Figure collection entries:
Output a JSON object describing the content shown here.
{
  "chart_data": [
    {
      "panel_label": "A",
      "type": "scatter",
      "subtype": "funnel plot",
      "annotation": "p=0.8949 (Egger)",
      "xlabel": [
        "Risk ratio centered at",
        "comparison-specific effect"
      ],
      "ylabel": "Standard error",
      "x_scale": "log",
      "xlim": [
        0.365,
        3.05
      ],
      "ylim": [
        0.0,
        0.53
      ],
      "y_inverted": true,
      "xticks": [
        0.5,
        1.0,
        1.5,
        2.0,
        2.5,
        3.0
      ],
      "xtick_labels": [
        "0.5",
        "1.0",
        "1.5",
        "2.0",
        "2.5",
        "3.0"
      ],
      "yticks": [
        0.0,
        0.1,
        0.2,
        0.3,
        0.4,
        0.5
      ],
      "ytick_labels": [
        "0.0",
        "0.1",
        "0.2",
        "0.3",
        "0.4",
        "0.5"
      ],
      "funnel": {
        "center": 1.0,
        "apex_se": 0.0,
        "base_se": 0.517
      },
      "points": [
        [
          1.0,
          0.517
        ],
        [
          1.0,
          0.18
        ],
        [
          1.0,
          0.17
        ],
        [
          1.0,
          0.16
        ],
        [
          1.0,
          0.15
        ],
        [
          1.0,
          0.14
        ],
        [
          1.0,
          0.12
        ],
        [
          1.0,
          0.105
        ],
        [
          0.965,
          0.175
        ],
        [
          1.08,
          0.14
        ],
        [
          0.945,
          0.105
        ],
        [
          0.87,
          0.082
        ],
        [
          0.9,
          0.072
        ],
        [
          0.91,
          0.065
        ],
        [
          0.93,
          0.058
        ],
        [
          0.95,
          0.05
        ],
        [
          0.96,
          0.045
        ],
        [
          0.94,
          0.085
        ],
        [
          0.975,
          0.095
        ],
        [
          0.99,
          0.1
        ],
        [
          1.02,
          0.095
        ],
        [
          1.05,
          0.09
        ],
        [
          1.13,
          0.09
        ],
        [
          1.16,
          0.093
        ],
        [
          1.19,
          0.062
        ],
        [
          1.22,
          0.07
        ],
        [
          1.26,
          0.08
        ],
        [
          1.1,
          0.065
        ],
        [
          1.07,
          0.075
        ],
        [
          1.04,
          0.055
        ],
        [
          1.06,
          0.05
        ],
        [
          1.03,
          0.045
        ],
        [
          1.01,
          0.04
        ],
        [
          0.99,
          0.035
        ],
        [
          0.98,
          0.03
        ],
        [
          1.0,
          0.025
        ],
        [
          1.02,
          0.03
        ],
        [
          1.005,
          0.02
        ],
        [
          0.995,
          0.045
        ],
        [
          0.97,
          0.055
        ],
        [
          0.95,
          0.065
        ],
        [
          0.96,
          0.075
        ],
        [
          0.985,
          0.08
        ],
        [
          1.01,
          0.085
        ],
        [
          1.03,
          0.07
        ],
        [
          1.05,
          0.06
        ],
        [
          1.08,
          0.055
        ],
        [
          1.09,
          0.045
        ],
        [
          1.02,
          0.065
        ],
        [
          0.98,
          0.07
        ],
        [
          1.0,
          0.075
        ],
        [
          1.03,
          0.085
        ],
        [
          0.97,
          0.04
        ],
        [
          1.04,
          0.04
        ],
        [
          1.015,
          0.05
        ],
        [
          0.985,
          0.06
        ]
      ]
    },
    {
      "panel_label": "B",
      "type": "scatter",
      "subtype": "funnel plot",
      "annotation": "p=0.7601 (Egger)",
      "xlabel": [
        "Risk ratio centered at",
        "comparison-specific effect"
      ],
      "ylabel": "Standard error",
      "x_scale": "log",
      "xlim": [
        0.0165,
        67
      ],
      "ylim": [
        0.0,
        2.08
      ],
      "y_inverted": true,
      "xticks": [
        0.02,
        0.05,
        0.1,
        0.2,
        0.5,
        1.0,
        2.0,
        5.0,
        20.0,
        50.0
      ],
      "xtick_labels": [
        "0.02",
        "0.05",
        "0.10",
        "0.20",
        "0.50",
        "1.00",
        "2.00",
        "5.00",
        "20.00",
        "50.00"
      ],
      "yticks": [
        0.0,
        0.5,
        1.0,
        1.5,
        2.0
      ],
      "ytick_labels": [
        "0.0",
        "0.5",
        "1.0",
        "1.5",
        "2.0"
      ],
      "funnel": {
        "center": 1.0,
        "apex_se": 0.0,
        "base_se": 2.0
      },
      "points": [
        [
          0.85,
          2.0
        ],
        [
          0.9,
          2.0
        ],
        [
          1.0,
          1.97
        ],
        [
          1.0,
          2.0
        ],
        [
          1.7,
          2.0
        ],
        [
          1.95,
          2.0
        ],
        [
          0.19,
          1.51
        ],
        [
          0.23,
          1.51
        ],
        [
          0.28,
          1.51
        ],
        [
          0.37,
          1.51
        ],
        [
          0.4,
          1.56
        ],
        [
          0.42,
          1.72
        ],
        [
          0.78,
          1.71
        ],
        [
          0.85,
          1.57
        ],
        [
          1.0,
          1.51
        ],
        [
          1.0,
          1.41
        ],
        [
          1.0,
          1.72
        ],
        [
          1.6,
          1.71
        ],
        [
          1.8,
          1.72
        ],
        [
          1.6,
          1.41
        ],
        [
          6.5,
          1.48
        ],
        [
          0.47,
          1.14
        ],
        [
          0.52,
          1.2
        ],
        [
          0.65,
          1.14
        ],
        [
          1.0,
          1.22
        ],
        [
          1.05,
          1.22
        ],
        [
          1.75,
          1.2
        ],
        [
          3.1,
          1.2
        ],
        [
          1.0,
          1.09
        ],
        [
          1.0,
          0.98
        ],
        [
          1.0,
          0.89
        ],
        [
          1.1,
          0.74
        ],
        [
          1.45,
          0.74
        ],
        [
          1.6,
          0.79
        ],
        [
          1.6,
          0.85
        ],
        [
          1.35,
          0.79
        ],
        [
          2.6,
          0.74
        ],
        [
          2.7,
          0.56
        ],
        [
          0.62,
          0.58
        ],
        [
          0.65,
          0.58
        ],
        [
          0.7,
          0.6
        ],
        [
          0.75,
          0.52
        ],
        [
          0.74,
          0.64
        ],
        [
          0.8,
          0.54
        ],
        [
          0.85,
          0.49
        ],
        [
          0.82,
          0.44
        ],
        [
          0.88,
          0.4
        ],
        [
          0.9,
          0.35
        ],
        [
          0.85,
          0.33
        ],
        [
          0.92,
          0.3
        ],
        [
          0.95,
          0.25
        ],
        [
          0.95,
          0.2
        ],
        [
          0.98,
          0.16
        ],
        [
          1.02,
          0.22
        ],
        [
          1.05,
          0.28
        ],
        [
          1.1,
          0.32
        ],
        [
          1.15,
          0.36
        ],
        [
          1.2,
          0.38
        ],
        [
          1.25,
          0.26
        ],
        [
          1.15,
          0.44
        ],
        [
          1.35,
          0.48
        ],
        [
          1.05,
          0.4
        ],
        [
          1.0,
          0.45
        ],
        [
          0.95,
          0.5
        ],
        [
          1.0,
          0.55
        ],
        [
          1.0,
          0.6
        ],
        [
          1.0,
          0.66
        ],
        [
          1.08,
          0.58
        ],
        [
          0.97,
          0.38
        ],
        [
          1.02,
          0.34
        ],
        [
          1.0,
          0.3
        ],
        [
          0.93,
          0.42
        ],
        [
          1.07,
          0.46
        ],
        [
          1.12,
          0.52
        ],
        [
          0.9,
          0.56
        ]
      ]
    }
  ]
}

## The exercise
Looking at the data above, show all lines where the word "Egger" occurs.

## Answer for the task
      "annotation": "p=0.8949 (Egger)",
      "annotation": "p=0.7601 (Egger)",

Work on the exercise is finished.